[REQUIRED TASK]
Search the listing for "individuel" and copy every line where it appears.

===

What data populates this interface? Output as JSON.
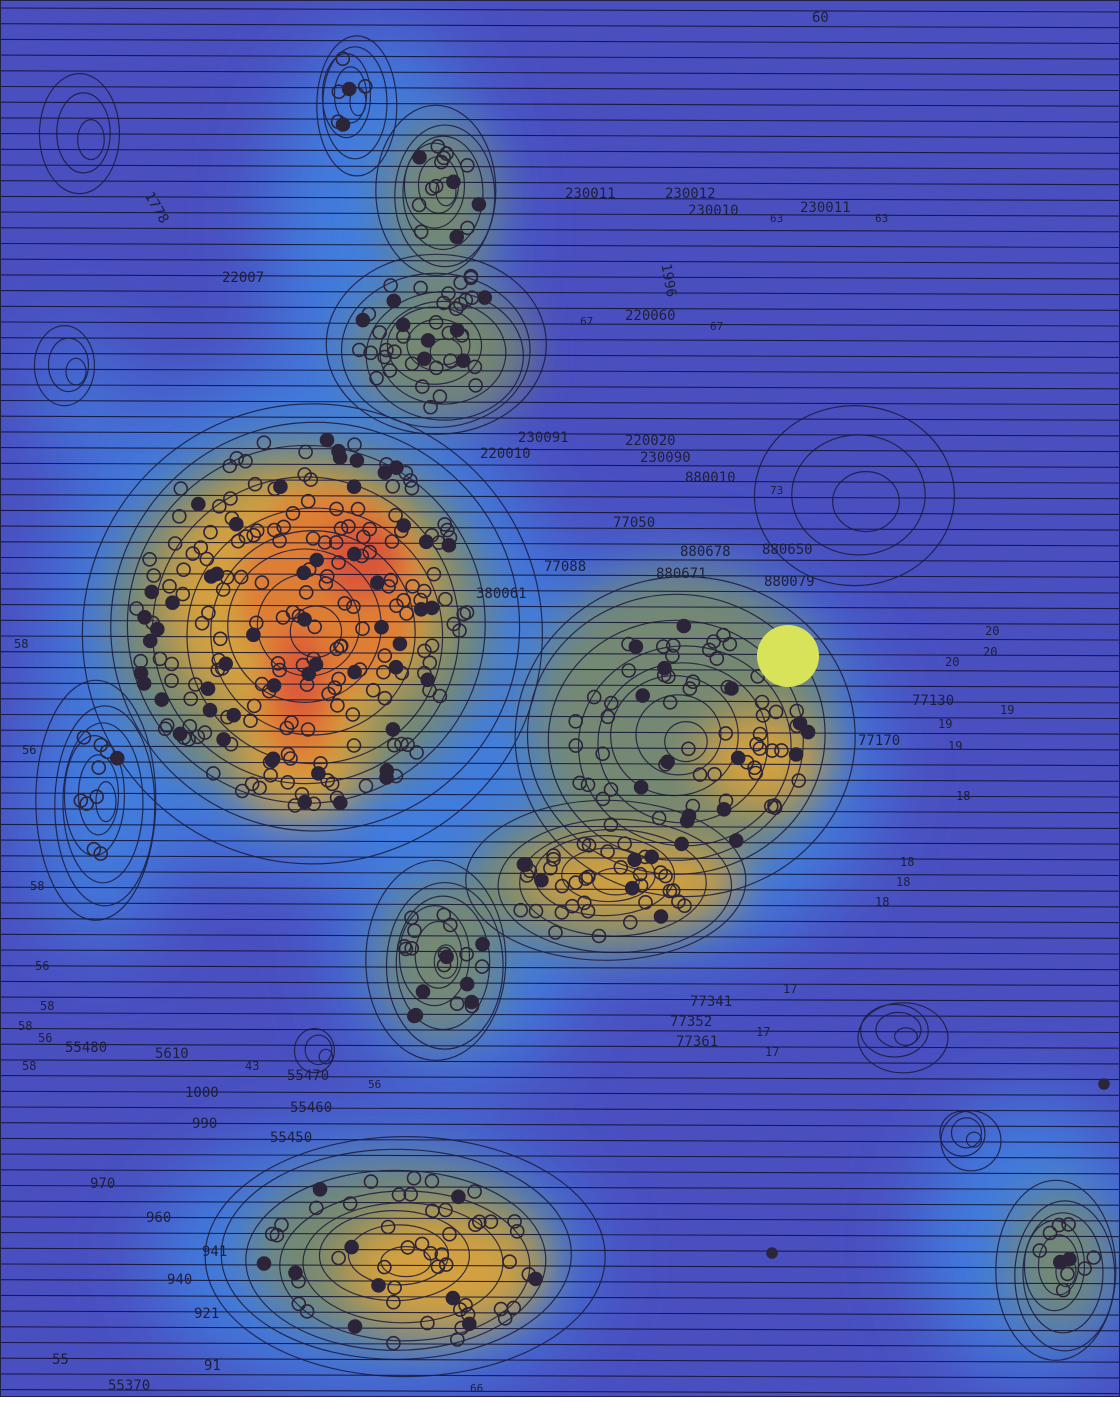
{
  "map": {
    "colors": {
      "background_blue": "#4a4fc0",
      "light_blue": "#3f86e3",
      "olive": "#7a8a68",
      "gold": "#d9a23c",
      "orange": "#e07a35",
      "red": "#d8453a",
      "contour": "#1b1b3c",
      "marker": "#2c2438",
      "highlight": "#d9e35a"
    },
    "labels": [
      "60",
      "230011",
      "230012",
      "230010",
      "63",
      "230011",
      "63",
      "1778",
      "22007",
      "1996",
      "67",
      "220060",
      "67",
      "230091",
      "220010",
      "220020",
      "230090",
      "880010",
      "73",
      "77050",
      "880650",
      "880678",
      "880671",
      "77088",
      "380061",
      "880079",
      "20",
      "20",
      "20",
      "19",
      "19",
      "19",
      "18",
      "18",
      "18",
      "18",
      "77130",
      "77170",
      "58",
      "56",
      "58",
      "56",
      "58",
      "58",
      "56",
      "58",
      "55480",
      "5610",
      "43",
      "55470",
      "56",
      "1000",
      "990",
      "55460",
      "55450",
      "970",
      "960",
      "941",
      "940",
      "921",
      "91",
      "55",
      "55370",
      "66",
      "17",
      "17",
      "17",
      "77352",
      "77361",
      "77341"
    ]
  }
}
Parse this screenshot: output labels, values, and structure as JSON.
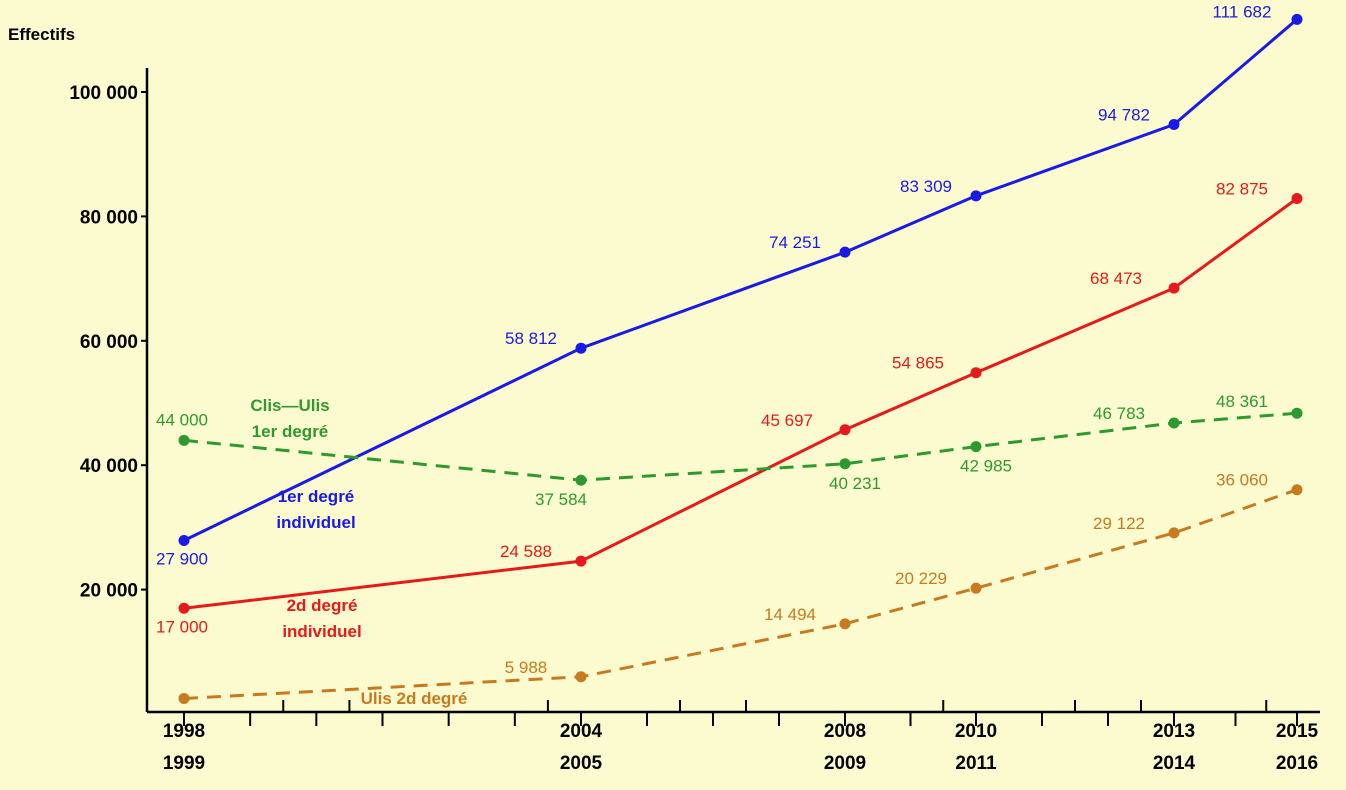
{
  "chart_data": {
    "type": "line",
    "ylabel": "Effectifs",
    "xlabel": "",
    "title": "",
    "ylim": [
      0,
      112000
    ],
    "y_ticks": [
      {
        "value": 20000,
        "label": "20 000"
      },
      {
        "value": 40000,
        "label": "40 000"
      },
      {
        "value": 60000,
        "label": "60 000"
      },
      {
        "value": 80000,
        "label": "80 000"
      },
      {
        "value": 100000,
        "label": "100 000"
      }
    ],
    "x_start_years": [
      1998,
      1999,
      2000,
      2001,
      2002,
      2003,
      2004,
      2005,
      2006,
      2007,
      2008,
      2009,
      2010,
      2011,
      2012,
      2013,
      2014,
      2015
    ],
    "x_ticks": [
      {
        "x": 1998,
        "top": "1998",
        "bottom": "1999"
      },
      {
        "x": 2004,
        "top": "2004",
        "bottom": "2005"
      },
      {
        "x": 2008,
        "top": "2008",
        "bottom": "2009"
      },
      {
        "x": 2010,
        "top": "2010",
        "bottom": "2011"
      },
      {
        "x": 2013,
        "top": "2013",
        "bottom": "2014"
      },
      {
        "x": 2015,
        "top": "2015",
        "bottom": "2016"
      }
    ],
    "series": [
      {
        "name": "1er degré individuel",
        "label_lines": [
          "1er degré",
          "individuel"
        ],
        "color": "#1a1ae6",
        "dashed": false,
        "points": [
          {
            "x": 1998,
            "y": 27900,
            "label": "27 900"
          },
          {
            "x": 2004,
            "y": 58812,
            "label": "58 812"
          },
          {
            "x": 2008,
            "y": 74251,
            "label": "74 251"
          },
          {
            "x": 2010,
            "y": 83309,
            "label": "83 309"
          },
          {
            "x": 2013,
            "y": 94782,
            "label": "94 782"
          },
          {
            "x": 2015,
            "y": 111682,
            "label": "111 682"
          }
        ]
      },
      {
        "name": "2d degré individuel",
        "label_lines": [
          "2d degré",
          "individuel"
        ],
        "color": "#e61a1a",
        "dashed": false,
        "points": [
          {
            "x": 1998,
            "y": 17000,
            "label": "17 000"
          },
          {
            "x": 2004,
            "y": 24588,
            "label": "24 588"
          },
          {
            "x": 2008,
            "y": 45697,
            "label": "45 697"
          },
          {
            "x": 2010,
            "y": 54865,
            "label": "54 865"
          },
          {
            "x": 2013,
            "y": 68473,
            "label": "68 473"
          },
          {
            "x": 2015,
            "y": 82875,
            "label": "82 875"
          }
        ]
      },
      {
        "name": "Clis—Ulis 1er degré",
        "label_lines": [
          "Clis—Ulis",
          "1er degré"
        ],
        "color": "#2e9a2e",
        "dashed": true,
        "points": [
          {
            "x": 1998,
            "y": 44000,
            "label": "44 000"
          },
          {
            "x": 2004,
            "y": 37584,
            "label": "37 584"
          },
          {
            "x": 2008,
            "y": 40231,
            "label": "40 231"
          },
          {
            "x": 2010,
            "y": 42985,
            "label": "42 985"
          },
          {
            "x": 2013,
            "y": 46783,
            "label": "46 783"
          },
          {
            "x": 2015,
            "y": 48361,
            "label": "48 361"
          }
        ]
      },
      {
        "name": "Ulis 2d degré",
        "label_lines": [
          "Ulis 2d degré"
        ],
        "color": "#c87a1e",
        "dashed": true,
        "points": [
          {
            "x": 1998,
            "y": 2500,
            "label": ""
          },
          {
            "x": 2004,
            "y": 5988,
            "label": "5 988"
          },
          {
            "x": 2008,
            "y": 14494,
            "label": "14 494"
          },
          {
            "x": 2010,
            "y": 20229,
            "label": "20 229"
          },
          {
            "x": 2013,
            "y": 29122,
            "label": "29 122"
          },
          {
            "x": 2015,
            "y": 36060,
            "label": "36 060"
          }
        ]
      }
    ],
    "grid": false,
    "legend": "inline"
  }
}
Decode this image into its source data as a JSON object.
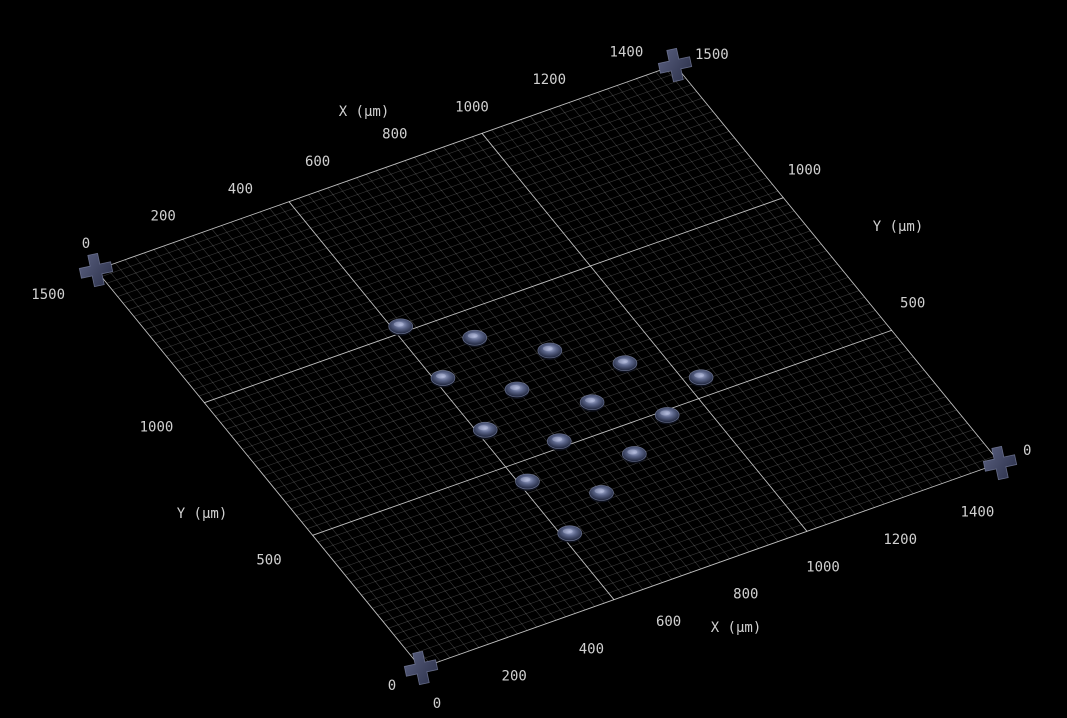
{
  "view": {
    "background": "#000000",
    "grid_color": "#ffffff",
    "feature_color": "#2c3450",
    "feature_highlight": "#9aa3c8"
  },
  "axes": {
    "x": {
      "title": "X (µm)",
      "range": [
        0,
        1500
      ],
      "front_ticks": [
        "0",
        "200",
        "400",
        "600",
        "800",
        "1000",
        "1200",
        "1400"
      ],
      "back_ticks": [
        "0",
        "200",
        "400",
        "600",
        "800",
        "1000",
        "1200",
        "1400",
        "1500"
      ]
    },
    "y": {
      "title": "Y (µm)",
      "range": [
        0,
        1500
      ],
      "left_ticks": [
        "0",
        "500",
        "1000",
        "1500"
      ],
      "right_ticks": [
        "0",
        "500",
        "1000"
      ]
    }
  },
  "chart_data": {
    "type": "scatter",
    "xlabel": "X (µm)",
    "ylabel": "Y (µm)",
    "xlim": [
      0,
      1500
    ],
    "ylim": [
      0,
      1500
    ],
    "grid": true,
    "series": [
      {
        "x": [
          520,
          520,
          520,
          520,
          520,
          650,
          650,
          650,
          650,
          780,
          780,
          780,
          910,
          910,
          1040
        ],
        "y": [
          240,
          435,
          630,
          825,
          1020,
          325,
          520,
          715,
          910,
          405,
          600,
          795,
          485,
          680,
          560
        ]
      }
    ],
    "fiducials": {
      "x": [
        0,
        1500,
        1500,
        0
      ],
      "y": [
        0,
        0,
        1500,
        1500
      ]
    }
  }
}
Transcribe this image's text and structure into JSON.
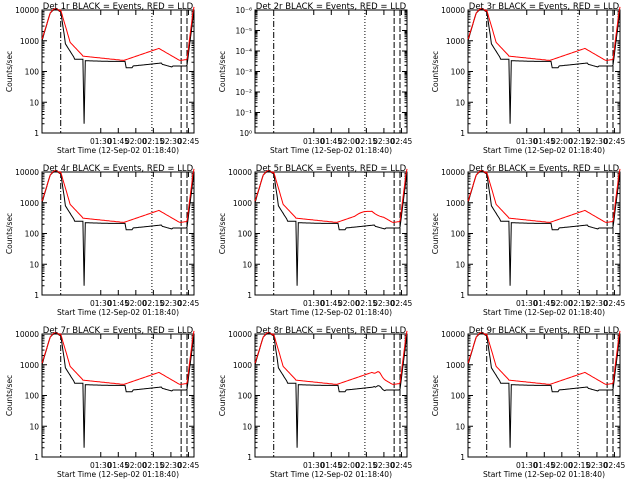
{
  "figure": {
    "x_label": "Start Time (12-Sep-02 01:18:40)",
    "y_label": "Counts/sec",
    "colors": {
      "events": "#000000",
      "lld": "#ff0000",
      "axes": "#000000"
    }
  },
  "chart_data": [
    {
      "type": "line",
      "title": "Det 1r BLACK = Events, RED = LLD",
      "xlabel": "Start Time (12-Sep-02 01:18:40)",
      "ylabel": "Counts/sec",
      "y_scale": "log",
      "ylim": [
        1,
        10000
      ],
      "y_ticks": [
        "1",
        "10",
        "100",
        "1000",
        "10000"
      ],
      "x_ticks": [
        "01:30",
        "01:45",
        "02:00",
        "02:15",
        "02:30",
        "02:45"
      ],
      "profile": "normal",
      "series": [
        {
          "name": "BLACK = Events",
          "color": "#000000"
        },
        {
          "name": "RED = LLD",
          "color": "#ff0000"
        }
      ]
    },
    {
      "type": "line",
      "title": "Det 2r BLACK = Events, RED = LLD",
      "xlabel": "Start Time (12-Sep-02 01:18:40)",
      "ylabel": "Counts/sec",
      "y_scale": "log",
      "ylim": [
        1e-06,
        1
      ],
      "y_ticks": [
        "10⁰",
        "10⁻¹",
        "10⁻²",
        "10⁻³",
        "10⁻⁴",
        "10⁻⁵",
        "10⁻⁶"
      ],
      "x_ticks": [
        "01:30",
        "01:45",
        "02:00",
        "02:15",
        "02:30",
        "02:45"
      ],
      "profile": "empty",
      "series": []
    },
    {
      "type": "line",
      "title": "Det 3r BLACK = Events, RED = LLD",
      "xlabel": "Start Time (12-Sep-02 01:18:40)",
      "ylabel": "Counts/sec",
      "y_scale": "log",
      "ylim": [
        1,
        10000
      ],
      "y_ticks": [
        "1",
        "10",
        "100",
        "1000",
        "10000"
      ],
      "x_ticks": [
        "01:30",
        "01:45",
        "02:00",
        "02:15",
        "02:30",
        "02:45"
      ],
      "profile": "normal",
      "series": [
        {
          "name": "BLACK = Events",
          "color": "#000000"
        },
        {
          "name": "RED = LLD",
          "color": "#ff0000"
        }
      ]
    },
    {
      "type": "line",
      "title": "Det 4r BLACK = Events, RED = LLD",
      "xlabel": "Start Time (12-Sep-02 01:18:40)",
      "ylabel": "Counts/sec",
      "y_scale": "log",
      "ylim": [
        1,
        10000
      ],
      "y_ticks": [
        "1",
        "10",
        "100",
        "1000",
        "10000"
      ],
      "x_ticks": [
        "01:30",
        "01:45",
        "02:00",
        "02:15",
        "02:30",
        "02:45"
      ],
      "profile": "normal",
      "series": [
        {
          "name": "BLACK = Events",
          "color": "#000000"
        },
        {
          "name": "RED = LLD",
          "color": "#ff0000"
        }
      ]
    },
    {
      "type": "line",
      "title": "Det 5r BLACK = Events, RED = LLD",
      "xlabel": "Start Time (12-Sep-02 01:18:40)",
      "ylabel": "Counts/sec",
      "y_scale": "log",
      "ylim": [
        1,
        10000
      ],
      "y_ticks": [
        "1",
        "10",
        "100",
        "1000",
        "10000"
      ],
      "x_ticks": [
        "01:30",
        "01:45",
        "02:00",
        "02:15",
        "02:30",
        "02:45"
      ],
      "profile": "det5",
      "series": [
        {
          "name": "BLACK = Events",
          "color": "#000000"
        },
        {
          "name": "RED = LLD",
          "color": "#ff0000"
        }
      ]
    },
    {
      "type": "line",
      "title": "Det 6r BLACK = Events, RED = LLD",
      "xlabel": "Start Time (12-Sep-02 01:18:40)",
      "ylabel": "Counts/sec",
      "y_scale": "log",
      "ylim": [
        1,
        10000
      ],
      "y_ticks": [
        "1",
        "10",
        "100",
        "1000",
        "10000"
      ],
      "x_ticks": [
        "01:30",
        "01:45",
        "02:00",
        "02:15",
        "02:30",
        "02:45"
      ],
      "profile": "normal",
      "series": [
        {
          "name": "BLACK = Events",
          "color": "#000000"
        },
        {
          "name": "RED = LLD",
          "color": "#ff0000"
        }
      ]
    },
    {
      "type": "line",
      "title": "Det 7r BLACK = Events, RED = LLD",
      "xlabel": "Start Time (12-Sep-02 01:18:40)",
      "ylabel": "Counts/sec",
      "y_scale": "log",
      "ylim": [
        1,
        10000
      ],
      "y_ticks": [
        "1",
        "10",
        "100",
        "1000",
        "10000"
      ],
      "x_ticks": [
        "01:30",
        "01:45",
        "02:00",
        "02:15",
        "02:30",
        "02:45"
      ],
      "profile": "normal",
      "series": [
        {
          "name": "BLACK = Events",
          "color": "#000000"
        },
        {
          "name": "RED = LLD",
          "color": "#ff0000"
        }
      ]
    },
    {
      "type": "line",
      "title": "Det 8r BLACK = Events, RED = LLD",
      "xlabel": "Start Time (12-Sep-02 01:18:40)",
      "ylabel": "Counts/sec",
      "y_scale": "log",
      "ylim": [
        1,
        10000
      ],
      "y_ticks": [
        "1",
        "10",
        "100",
        "1000",
        "10000"
      ],
      "x_ticks": [
        "01:30",
        "01:45",
        "02:00",
        "02:15",
        "02:30",
        "02:45"
      ],
      "profile": "det8",
      "series": [
        {
          "name": "BLACK = Events",
          "color": "#000000"
        },
        {
          "name": "RED = LLD",
          "color": "#ff0000"
        }
      ]
    },
    {
      "type": "line",
      "title": "Det 9r BLACK = Events, RED = LLD",
      "xlabel": "Start Time (12-Sep-02 01:18:40)",
      "ylabel": "Counts/sec",
      "y_scale": "log",
      "ylim": [
        1,
        10000
      ],
      "y_ticks": [
        "1",
        "10",
        "100",
        "1000",
        "10000"
      ],
      "x_ticks": [
        "01:30",
        "01:45",
        "02:00",
        "02:15",
        "02:30",
        "02:45"
      ],
      "profile": "normal",
      "series": [
        {
          "name": "BLACK = Events",
          "color": "#000000"
        },
        {
          "name": "RED = LLD",
          "color": "#ff0000"
        }
      ]
    }
  ]
}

===

[WRITTEN ANSWER]
        "name": "1er degré individuel",
          "individuel"
        "name": "2d degré individuel",
          "individuel"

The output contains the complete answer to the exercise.